### AIM OF THE EXERCISE
Extract all lines in the data that contain the word "Butyrate".

[Data tied to figure images]
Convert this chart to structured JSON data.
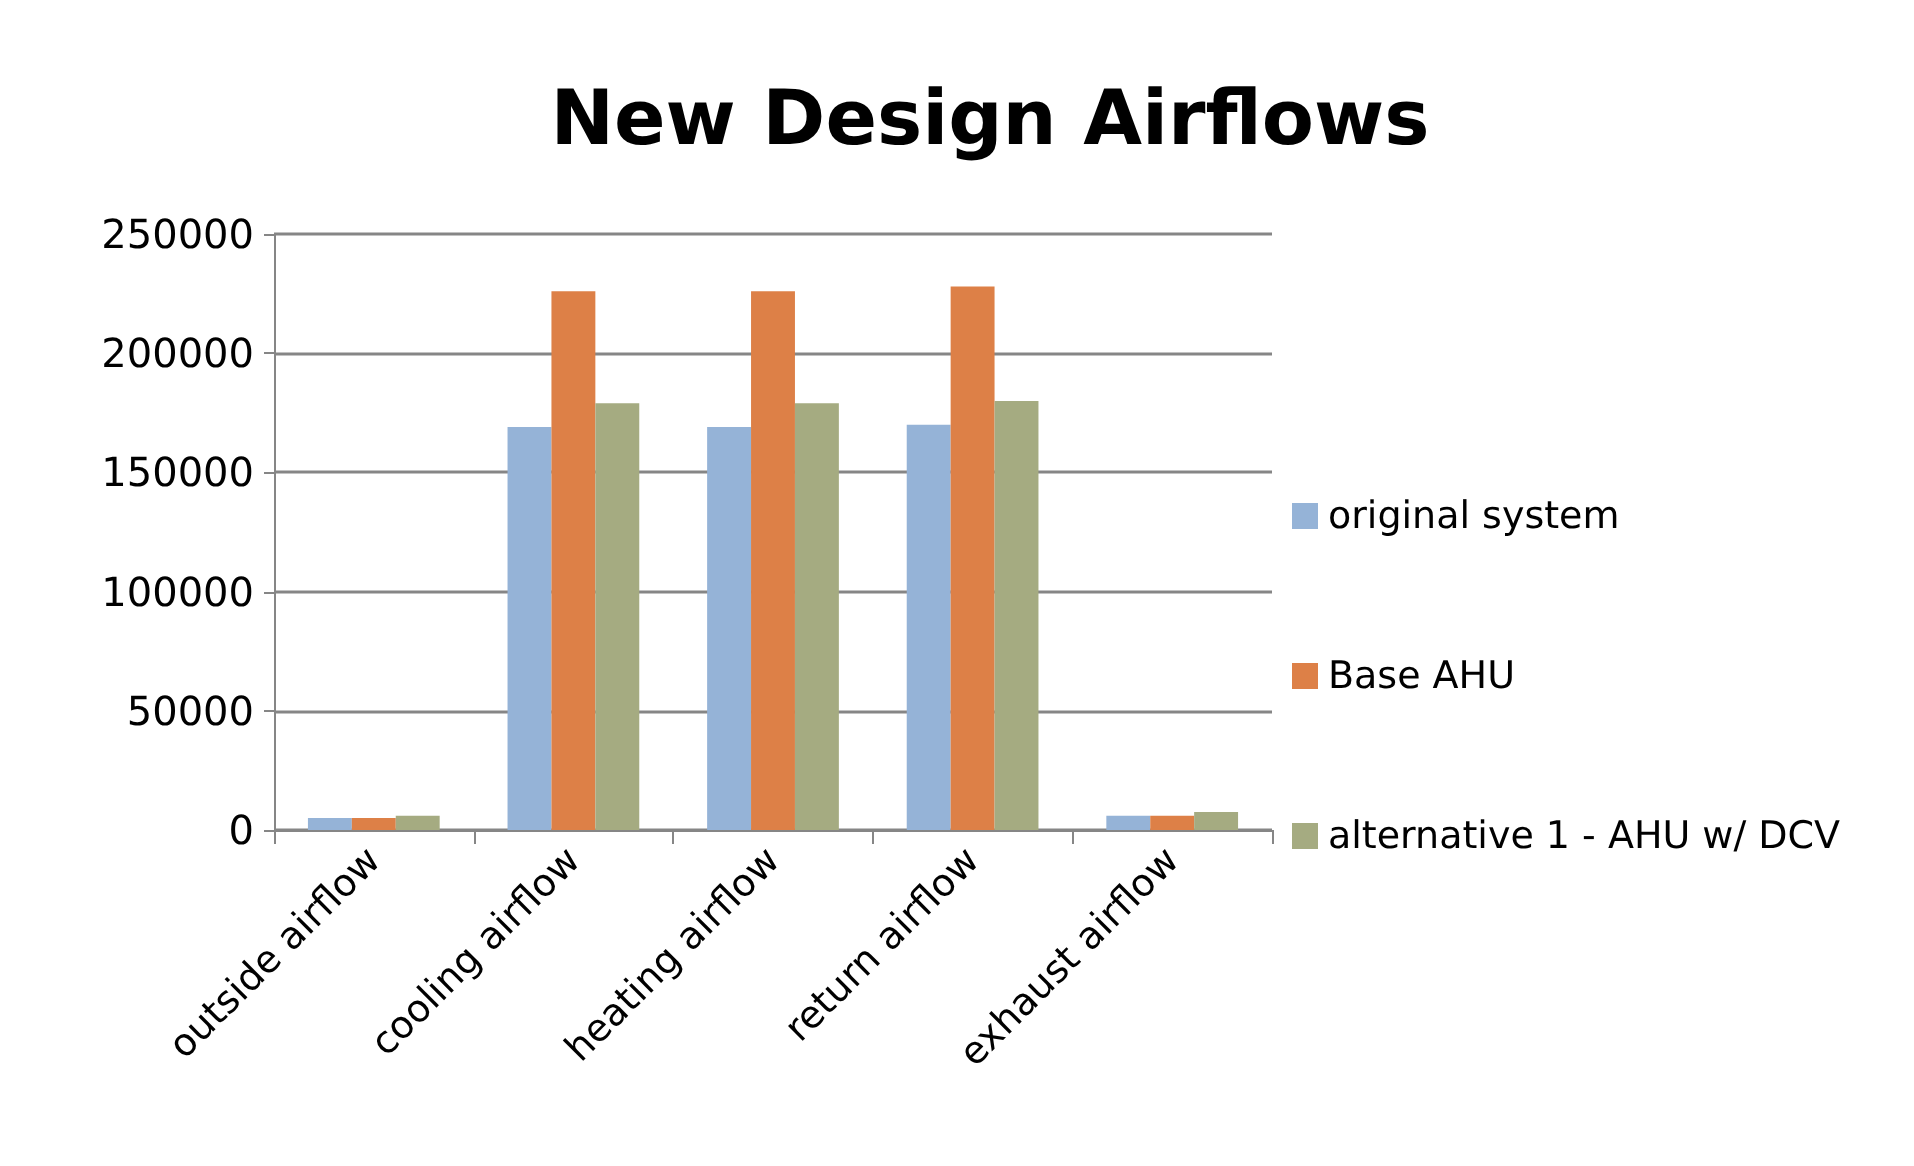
{
  "chart_data": {
    "type": "bar",
    "title": "New Design Airflows",
    "categories": [
      "outside airflow",
      "cooling airflow",
      "heating airflow",
      "return airflow",
      "exhaust airflow"
    ],
    "series": [
      {
        "name": "original system",
        "color": "#95b3d7",
        "values": [
          5000,
          169000,
          169000,
          170000,
          6000
        ]
      },
      {
        "name": "Base AHU",
        "color": "#dd8047",
        "values": [
          5000,
          226000,
          226000,
          228000,
          6000
        ]
      },
      {
        "name": "alternative 1 - AHU w/ DCV",
        "color": "#a5ab81",
        "values": [
          6000,
          179000,
          179000,
          180000,
          7500
        ]
      }
    ],
    "ylim": [
      0,
      250000
    ],
    "yticks": [
      0,
      50000,
      100000,
      150000,
      200000,
      250000
    ],
    "grid": "y",
    "legend": "right"
  }
}
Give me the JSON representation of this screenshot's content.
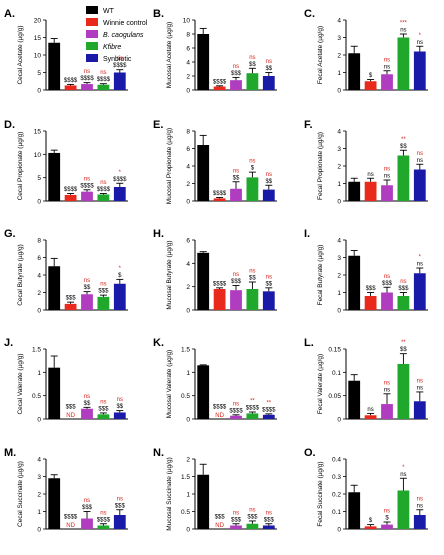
{
  "colors": {
    "WT": "#000000",
    "Winnie control": "#e8291c",
    "B. caogulans": "#b03cc0",
    "Kfibre": "#1fa82c",
    "Synbiotic": "#1a1aa8",
    "sig_black": "#000000",
    "sig_red": "#d8231b"
  },
  "legend": [
    {
      "label": "WT",
      "italic": false
    },
    {
      "label": "Winnie control",
      "italic": false
    },
    {
      "label": "B. caogulans",
      "italic": true
    },
    {
      "label": "Kfibre",
      "italic": true
    },
    {
      "label": "Synbiotic",
      "italic": false
    }
  ],
  "groups": [
    "WT",
    "Winnie control",
    "B. caogulans",
    "Kfibre",
    "Synbiotic"
  ],
  "chart_data": [
    {
      "id": "A",
      "letter": "A.",
      "type": "bar",
      "ylabel": "Cecal Acetate (µg/g)",
      "ylim": [
        0,
        20
      ],
      "yticks": [
        0,
        5,
        10,
        15,
        20
      ],
      "values": [
        13.5,
        1.3,
        1.7,
        1.5,
        5.0
      ],
      "errors": [
        1.2,
        0.3,
        0.4,
        0.3,
        0.8
      ],
      "sig": [
        [],
        [
          "$$$$"
        ],
        [
          "ns",
          "$$$$"
        ],
        [
          "ns",
          "$$$$"
        ],
        [
          "ns",
          "$$$$"
        ]
      ]
    },
    {
      "id": "B",
      "letter": "B.",
      "type": "bar",
      "ylabel": "Mucosal Acetate (µg/g)",
      "ylim": [
        0,
        10
      ],
      "yticks": [
        0,
        2,
        4,
        6,
        8,
        10
      ],
      "values": [
        8.0,
        0.5,
        1.4,
        2.4,
        2.0
      ],
      "errors": [
        0.8,
        0.1,
        0.4,
        0.7,
        0.5
      ],
      "sig": [
        [],
        [
          "$$$$"
        ],
        [
          "ns",
          "$$$"
        ],
        [
          "ns",
          "$$"
        ],
        [
          "ns",
          "$$"
        ]
      ]
    },
    {
      "id": "C",
      "letter": "C.",
      "type": "bar",
      "ylabel": "Fecal Acetate (µg/g)",
      "ylim": [
        0,
        4
      ],
      "yticks": [
        0,
        1,
        2,
        3,
        4
      ],
      "values": [
        2.1,
        0.5,
        0.9,
        3.0,
        2.2
      ],
      "errors": [
        0.4,
        0.1,
        0.2,
        0.2,
        0.3
      ],
      "sig": [
        [],
        [
          "$"
        ],
        [
          "ns",
          "ns"
        ],
        [
          "***",
          "ns"
        ],
        [
          "*",
          "ns"
        ]
      ]
    },
    {
      "id": "D",
      "letter": "D.",
      "type": "bar",
      "ylabel": "Cecal Propionate (µg/g)",
      "ylim": [
        0,
        15
      ],
      "yticks": [
        0,
        5,
        10,
        15
      ],
      "values": [
        10.3,
        1.3,
        2.0,
        1.4,
        3.0
      ],
      "errors": [
        0.6,
        0.3,
        0.4,
        0.2,
        0.8
      ],
      "sig": [
        [],
        [
          "$$$$"
        ],
        [
          "ns",
          "$$$$"
        ],
        [
          "ns",
          "$$$$"
        ],
        [
          "*",
          "$$$$"
        ]
      ]
    },
    {
      "id": "E",
      "letter": "E.",
      "type": "bar",
      "ylabel": "Mucosal Propionate (µg/g)",
      "ylim": [
        0,
        8
      ],
      "yticks": [
        0,
        2,
        4,
        6,
        8
      ],
      "values": [
        6.4,
        0.3,
        1.4,
        2.7,
        1.3
      ],
      "errors": [
        1.1,
        0.1,
        0.8,
        0.6,
        0.5
      ],
      "sig": [
        [],
        [
          "$$$$"
        ],
        [
          "ns",
          "$$"
        ],
        [
          "ns",
          "$"
        ],
        [
          "ns",
          "$$"
        ]
      ]
    },
    {
      "id": "F",
      "letter": "F.",
      "type": "bar",
      "ylabel": "Fecal Propionate (µg/g)",
      "ylim": [
        0,
        4
      ],
      "yticks": [
        0,
        1,
        2,
        3,
        4
      ],
      "values": [
        1.1,
        1.1,
        0.9,
        2.6,
        1.8
      ],
      "errors": [
        0.2,
        0.2,
        0.3,
        0.3,
        0.3
      ],
      "sig": [
        [],
        [
          "ns"
        ],
        [
          "ns",
          "ns"
        ],
        [
          "**",
          "$$"
        ],
        [
          "ns",
          "ns"
        ]
      ]
    },
    {
      "id": "G",
      "letter": "G.",
      "type": "bar",
      "ylabel": "Cecal Butyrate (µg/g)",
      "ylim": [
        0,
        8
      ],
      "yticks": [
        0,
        2,
        4,
        6,
        8
      ],
      "values": [
        5.0,
        0.7,
        1.8,
        1.5,
        3.0
      ],
      "errors": [
        0.9,
        0.2,
        0.3,
        0.2,
        0.5
      ],
      "sig": [
        [],
        [
          "$$$"
        ],
        [
          "ns",
          "$$"
        ],
        [
          "ns",
          "$$$"
        ],
        [
          "*",
          "$"
        ]
      ]
    },
    {
      "id": "H",
      "letter": "H.",
      "type": "bar",
      "ylabel": "Mucosal Butyrate (µg/g)",
      "ylim": [
        0,
        6
      ],
      "yticks": [
        0,
        2,
        4,
        6
      ],
      "values": [
        4.9,
        1.8,
        1.7,
        1.8,
        1.6
      ],
      "errors": [
        0.1,
        0.1,
        0.4,
        0.6,
        0.3
      ],
      "sig": [
        [],
        [
          "$$$$"
        ],
        [
          "ns",
          "$$$"
        ],
        [
          "ns",
          "$$"
        ],
        [
          "ns",
          "$$"
        ]
      ]
    },
    {
      "id": "I",
      "letter": "I.",
      "type": "bar",
      "ylabel": "Fecal Butyrate (µg/g)",
      "ylim": [
        0,
        4
      ],
      "yticks": [
        0,
        1,
        2,
        3,
        4
      ],
      "values": [
        3.1,
        0.8,
        1.0,
        0.8,
        2.1
      ],
      "errors": [
        0.3,
        0.2,
        0.3,
        0.2,
        0.3
      ],
      "sig": [
        [],
        [
          "$$$"
        ],
        [
          "ns",
          "$$$"
        ],
        [
          "ns",
          "$$$"
        ],
        [
          "*",
          "ns"
        ]
      ]
    },
    {
      "id": "J",
      "letter": "J.",
      "type": "bar",
      "ylabel": "Cecal Valerate (µg/g)",
      "ylim": [
        0,
        1.5
      ],
      "yticks": [
        0.0,
        0.5,
        1.0,
        1.5
      ],
      "values": [
        1.1,
        0,
        0.22,
        0.1,
        0.14
      ],
      "errors": [
        0.25,
        0,
        0.03,
        0.03,
        0.04
      ],
      "labels_at_base": [
        "",
        "ND",
        "",
        "",
        ""
      ],
      "sig": [
        [],
        [
          "$$$"
        ],
        [
          "ns",
          "$$"
        ],
        [
          "ns",
          "$$$"
        ],
        [
          "ns",
          "$$"
        ]
      ]
    },
    {
      "id": "K",
      "letter": "K.",
      "type": "bar",
      "ylabel": "Mucosal Valerate (µg/g)",
      "ylim": [
        0,
        1.5
      ],
      "yticks": [
        0.0,
        0.5,
        1.0,
        1.5
      ],
      "values": [
        1.15,
        0,
        0.07,
        0.12,
        0.09
      ],
      "errors": [
        0.01,
        0,
        0.02,
        0.03,
        0.02
      ],
      "labels_at_base": [
        "",
        "ND",
        "",
        "",
        ""
      ],
      "sig": [
        [],
        [
          "$$$$"
        ],
        [
          "ns",
          "$$$$"
        ],
        [
          "**",
          "$$$$"
        ],
        [
          "**",
          "$$$$"
        ]
      ]
    },
    {
      "id": "L",
      "letter": "L.",
      "type": "bar",
      "ylabel": "Fecal Valerate (µg/g)",
      "ylim": [
        0,
        0.15
      ],
      "yticks": [
        0.0,
        0.05,
        0.1,
        0.15
      ],
      "values": [
        0.082,
        0.008,
        0.032,
        0.118,
        0.038
      ],
      "errors": [
        0.013,
        0.004,
        0.022,
        0.022,
        0.02
      ],
      "sig": [
        [],
        [
          "ns"
        ],
        [
          "ns",
          "ns"
        ],
        [
          "**",
          "$$"
        ],
        [
          "ns",
          "ns"
        ]
      ]
    },
    {
      "id": "M",
      "letter": "M.",
      "type": "bar",
      "ylabel": "Cecal Succinate (µg/g)",
      "ylim": [
        0,
        4
      ],
      "yticks": [
        0,
        1,
        2,
        3,
        4
      ],
      "values": [
        2.9,
        0,
        0.6,
        0.2,
        0.8
      ],
      "errors": [
        0.2,
        0,
        0.4,
        0.1,
        0.3
      ],
      "labels_at_base": [
        "",
        "ND",
        "",
        "",
        ""
      ],
      "sig": [
        [],
        [
          "$$$$"
        ],
        [
          "ns",
          "$$$"
        ],
        [
          "ns",
          "$$$$"
        ],
        [
          "ns",
          "$$$"
        ]
      ]
    },
    {
      "id": "N",
      "letter": "N.",
      "type": "bar",
      "ylabel": "Mucosal Succinate (µg/g)",
      "ylim": [
        0,
        2.0
      ],
      "yticks": [
        0.0,
        0.5,
        1.0,
        1.5,
        2.0
      ],
      "values": [
        1.55,
        0,
        0.1,
        0.15,
        0.1
      ],
      "errors": [
        0.3,
        0,
        0.05,
        0.08,
        0.05
      ],
      "labels_at_base": [
        "",
        "ND",
        "",
        "",
        ""
      ],
      "sig": [
        [],
        [
          "$$$"
        ],
        [
          "ns",
          "$$$"
        ],
        [
          "ns",
          "$$$"
        ],
        [
          "ns",
          "$$$"
        ]
      ]
    },
    {
      "id": "O",
      "letter": "O.",
      "type": "bar",
      "ylabel": "Fecal Succinate (µg/g)",
      "ylim": [
        0,
        0.4
      ],
      "yticks": [
        0.0,
        0.1,
        0.2,
        0.3,
        0.4
      ],
      "values": [
        0.21,
        0.015,
        0.025,
        0.22,
        0.08
      ],
      "errors": [
        0.04,
        0.01,
        0.015,
        0.07,
        0.03
      ],
      "sig": [
        [],
        [
          "$"
        ],
        [
          "ns",
          "$"
        ],
        [
          "*",
          "ns"
        ],
        [
          "ns",
          "ns"
        ]
      ]
    }
  ]
}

### OUTPUT BELOW
      "ylabel": "Cecal Butyrate (µg/g)",
      "ylabel": "Mucosal Butyrate (µg/g)",
      "ylabel": "Fecal Butyrate (µg/g)",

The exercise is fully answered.